● INSTRUCTIONS FOR THE TASK:
Please quote the material exactly, every line of it.
● ● ● ● ● ● ●
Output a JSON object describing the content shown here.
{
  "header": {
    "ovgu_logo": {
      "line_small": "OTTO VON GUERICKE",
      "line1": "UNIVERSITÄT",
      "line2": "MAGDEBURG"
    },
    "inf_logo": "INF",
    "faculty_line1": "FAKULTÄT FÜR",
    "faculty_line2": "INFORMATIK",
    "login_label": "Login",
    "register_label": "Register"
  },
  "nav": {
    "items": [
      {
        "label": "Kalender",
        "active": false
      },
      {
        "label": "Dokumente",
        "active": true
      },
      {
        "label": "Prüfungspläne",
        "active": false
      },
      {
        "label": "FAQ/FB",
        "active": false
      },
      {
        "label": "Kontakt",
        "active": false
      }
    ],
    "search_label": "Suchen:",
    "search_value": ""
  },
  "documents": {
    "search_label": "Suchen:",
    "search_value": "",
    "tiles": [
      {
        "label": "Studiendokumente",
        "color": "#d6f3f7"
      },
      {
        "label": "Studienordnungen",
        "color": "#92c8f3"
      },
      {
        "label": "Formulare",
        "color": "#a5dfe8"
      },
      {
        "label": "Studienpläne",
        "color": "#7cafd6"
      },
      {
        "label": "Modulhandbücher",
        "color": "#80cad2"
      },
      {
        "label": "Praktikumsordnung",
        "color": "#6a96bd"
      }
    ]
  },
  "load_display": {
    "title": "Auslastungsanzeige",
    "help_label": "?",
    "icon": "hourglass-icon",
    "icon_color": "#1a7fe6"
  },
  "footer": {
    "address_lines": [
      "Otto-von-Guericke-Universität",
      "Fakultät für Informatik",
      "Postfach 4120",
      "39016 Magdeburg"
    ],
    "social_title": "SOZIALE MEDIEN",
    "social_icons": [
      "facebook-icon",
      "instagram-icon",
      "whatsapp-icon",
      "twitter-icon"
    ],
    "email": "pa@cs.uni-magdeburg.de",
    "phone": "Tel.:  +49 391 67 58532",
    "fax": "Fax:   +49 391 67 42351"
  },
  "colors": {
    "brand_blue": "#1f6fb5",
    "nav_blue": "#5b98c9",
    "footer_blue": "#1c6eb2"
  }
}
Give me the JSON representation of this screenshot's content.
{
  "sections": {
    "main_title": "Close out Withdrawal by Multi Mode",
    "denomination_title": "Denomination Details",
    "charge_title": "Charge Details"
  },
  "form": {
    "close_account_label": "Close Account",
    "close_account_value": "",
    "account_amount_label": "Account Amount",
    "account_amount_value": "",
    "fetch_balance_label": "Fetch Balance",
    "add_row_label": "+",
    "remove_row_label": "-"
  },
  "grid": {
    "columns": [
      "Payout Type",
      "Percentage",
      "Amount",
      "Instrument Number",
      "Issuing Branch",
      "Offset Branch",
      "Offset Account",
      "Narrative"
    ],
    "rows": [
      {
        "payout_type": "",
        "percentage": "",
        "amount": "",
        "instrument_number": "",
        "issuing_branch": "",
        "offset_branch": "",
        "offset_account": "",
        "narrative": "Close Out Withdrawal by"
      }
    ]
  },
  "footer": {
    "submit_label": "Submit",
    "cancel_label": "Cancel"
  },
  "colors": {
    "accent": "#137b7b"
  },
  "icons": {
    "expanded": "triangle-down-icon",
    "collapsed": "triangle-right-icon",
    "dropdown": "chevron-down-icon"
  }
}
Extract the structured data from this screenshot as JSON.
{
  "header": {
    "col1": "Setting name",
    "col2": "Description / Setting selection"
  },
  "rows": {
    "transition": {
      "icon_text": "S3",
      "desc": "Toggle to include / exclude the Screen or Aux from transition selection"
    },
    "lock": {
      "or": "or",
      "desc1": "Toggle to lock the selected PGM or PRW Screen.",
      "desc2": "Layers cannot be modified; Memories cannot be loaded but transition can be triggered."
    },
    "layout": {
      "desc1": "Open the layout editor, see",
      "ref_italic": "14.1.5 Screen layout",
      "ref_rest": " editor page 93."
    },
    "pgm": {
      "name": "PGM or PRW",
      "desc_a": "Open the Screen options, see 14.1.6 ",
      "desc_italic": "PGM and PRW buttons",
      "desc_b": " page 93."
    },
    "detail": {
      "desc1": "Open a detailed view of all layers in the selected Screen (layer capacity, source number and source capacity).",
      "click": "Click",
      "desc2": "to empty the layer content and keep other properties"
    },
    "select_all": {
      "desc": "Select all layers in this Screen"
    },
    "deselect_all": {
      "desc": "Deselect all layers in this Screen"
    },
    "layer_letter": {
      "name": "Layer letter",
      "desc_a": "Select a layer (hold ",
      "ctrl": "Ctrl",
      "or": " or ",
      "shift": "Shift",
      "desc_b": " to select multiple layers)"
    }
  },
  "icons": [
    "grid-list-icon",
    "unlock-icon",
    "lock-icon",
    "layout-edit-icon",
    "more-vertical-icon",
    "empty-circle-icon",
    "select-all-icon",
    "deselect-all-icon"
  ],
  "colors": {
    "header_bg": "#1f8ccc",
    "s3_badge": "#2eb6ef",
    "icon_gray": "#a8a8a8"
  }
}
● ● ● ● ● ● ●
● THE RESPONSE:
Output a JSON object describing the content shown here.
{
  "header": {
    "ovgu_logo": {
      "line_small": "OTTO VON GUERICKE",
      "line1": "UNIVERSITÄT",
      "line2": "MAGDEBURG"
    },
    "inf_logo": "INF",
    "faculty_line1": "FAKULTÄT FÜR",
    "faculty_line2": "INFORMATIK",
    "login_label": "Login",
    "register_label": "Register"
  },
  "nav": {
    "items": [
      {
        "label": "Kalender",
        "active": false
      },
      {
        "label": "Dokumente",
        "active": true
      },
      {
        "label": "Prüfungspläne",
        "active": false
      },
      {
        "label": "FAQ/FB",
        "active": false
      },
      {
        "label": "Kontakt",
        "active": false
      }
    ],
    "search_label": "Suchen:",
    "search_value": ""
  },
  "documents": {
    "search_label": "Suchen:",
    "search_value": "",
    "tiles": [
      {
        "label": "Studiendokumente",
        "color": "#d6f3f7"
      },
      {
        "label": "Studienordnungen",
        "color": "#92c8f3"
      },
      {
        "label": "Formulare",
        "color": "#a5dfe8"
      },
      {
        "label": "Studienpläne",
        "color": "#7cafd6"
      },
      {
        "label": "Modulhandbücher",
        "color": "#80cad2"
      },
      {
        "label": "Praktikumsordnung",
        "color": "#6a96bd"
      }
    ]
  },
  "load_display": {
    "title": "Auslastungsanzeige",
    "help_label": "?",
    "icon": "hourglass-icon",
    "icon_color": "#1a7fe6"
  },
  "footer": {
    "address_lines": [
      "Otto-von-Guericke-Universität",
      "Fakultät für Informatik",
      "Postfach 4120",
      "39016 Magdeburg"
    ],
    "social_title": "SOZIALE MEDIEN",
    "social_icons": [
      "facebook-icon",
      "instagram-icon",
      "whatsapp-icon",
      "twitter-icon"
    ],
    "email": "pa@cs.uni-magdeburg.de",
    "phone": "Tel.:  +49 391 67 58532",
    "fax": "Fax:   +49 391 67 42351"
  },
  "colors": {
    "brand_blue": "#1f6fb5",
    "nav_blue": "#5b98c9",
    "footer_blue": "#1c6eb2"
  }
}
Give me the JSON representation of this screenshot's content.
{
  "sections": {
    "main_title": "Close out Withdrawal by Multi Mode",
    "denomination_title": "Denomination Details",
    "charge_title": "Charge Details"
  },
  "form": {
    "close_account_label": "Close Account",
    "close_account_value": "",
    "account_amount_label": "Account Amount",
    "account_amount_value": "",
    "fetch_balance_label": "Fetch Balance",
    "add_row_label": "+",
    "remove_row_label": "-"
  },
  "grid": {
    "columns": [
      "Payout Type",
      "Percentage",
      "Amount",
      "Instrument Number",
      "Issuing Branch",
      "Offset Branch",
      "Offset Account",
      "Narrative"
    ],
    "rows": [
      {
        "payout_type": "",
        "percentage": "",
        "amount": "",
        "instrument_number": "",
        "issuing_branch": "",
        "offset_branch": "",
        "offset_account": "",
        "narrative": "Close Out Withdrawal by"
      }
    ]
  },
  "footer": {
    "submit_label": "Submit",
    "cancel_label": "Cancel"
  },
  "colors": {
    "accent": "#137b7b"
  },
  "icons": {
    "expanded": "triangle-down-icon",
    "collapsed": "triangle-right-icon",
    "dropdown": "chevron-down-icon"
  }
}
Extract the structured data from this screenshot as JSON.
{
  "header": {
    "col1": "Setting name",
    "col2": "Description / Setting selection"
  },
  "rows": {
    "transition": {
      "icon_text": "S3",
      "desc": "Toggle to include / exclude the Screen or Aux from transition selection"
    },
    "lock": {
      "or": "or",
      "desc1": "Toggle to lock the selected PGM or PRW Screen.",
      "desc2": "Layers cannot be modified; Memories cannot be loaded but transition can be triggered."
    },
    "layout": {
      "desc1": "Open the layout editor, see",
      "ref_italic": "14.1.5 Screen layout",
      "ref_rest": " editor page 93."
    },
    "pgm": {
      "name": "PGM or PRW",
      "desc_a": "Open the Screen options, see 14.1.6 ",
      "desc_italic": "PGM and PRW buttons",
      "desc_b": " page 93."
    },
    "detail": {
      "desc1": "Open a detailed view of all layers in the selected Screen (layer capacity, source number and source capacity).",
      "click": "Click",
      "desc2": "to empty the layer content and keep other properties"
    },
    "select_all": {
      "desc": "Select all layers in this Screen"
    },
    "deselect_all": {
      "desc": "Deselect all layers in this Screen"
    },
    "layer_letter": {
      "name": "Layer letter",
      "desc_a": "Select a layer (hold ",
      "ctrl": "Ctrl",
      "or": " or ",
      "shift": "Shift",
      "desc_b": " to select multiple layers)"
    }
  },
  "icons": [
    "grid-list-icon",
    "unlock-icon",
    "lock-icon",
    "layout-edit-icon",
    "more-vertical-icon",
    "empty-circle-icon",
    "select-all-icon",
    "deselect-all-icon"
  ],
  "colors": {
    "header_bg": "#1f8ccc",
    "s3_badge": "#2eb6ef",
    "icon_gray": "#a8a8a8"
  }
}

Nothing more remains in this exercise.